Data entries

----------

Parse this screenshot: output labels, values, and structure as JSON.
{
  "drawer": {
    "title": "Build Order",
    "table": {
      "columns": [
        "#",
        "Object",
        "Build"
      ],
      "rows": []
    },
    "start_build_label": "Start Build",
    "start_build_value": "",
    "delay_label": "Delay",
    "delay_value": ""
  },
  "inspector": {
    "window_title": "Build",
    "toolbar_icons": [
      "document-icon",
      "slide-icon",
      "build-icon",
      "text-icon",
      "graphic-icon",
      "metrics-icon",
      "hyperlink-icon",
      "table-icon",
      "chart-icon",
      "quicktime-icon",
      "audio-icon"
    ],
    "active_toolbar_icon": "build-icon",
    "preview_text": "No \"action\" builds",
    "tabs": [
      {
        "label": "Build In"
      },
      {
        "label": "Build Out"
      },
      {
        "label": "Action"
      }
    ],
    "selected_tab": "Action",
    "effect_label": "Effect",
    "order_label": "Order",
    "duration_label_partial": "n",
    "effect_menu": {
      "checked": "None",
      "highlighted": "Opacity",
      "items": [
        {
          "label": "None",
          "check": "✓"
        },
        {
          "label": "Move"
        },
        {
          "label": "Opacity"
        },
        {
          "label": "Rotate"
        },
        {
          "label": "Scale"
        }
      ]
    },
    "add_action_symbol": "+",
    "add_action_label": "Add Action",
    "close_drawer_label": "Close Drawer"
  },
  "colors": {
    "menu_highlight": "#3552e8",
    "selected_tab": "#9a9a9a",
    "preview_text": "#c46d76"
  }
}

----------

Directive
Copy all lines of the listing above that contain the string "Opacity".

Expected answer
      "highlighted": "Opacity",
          "label": "Opacity"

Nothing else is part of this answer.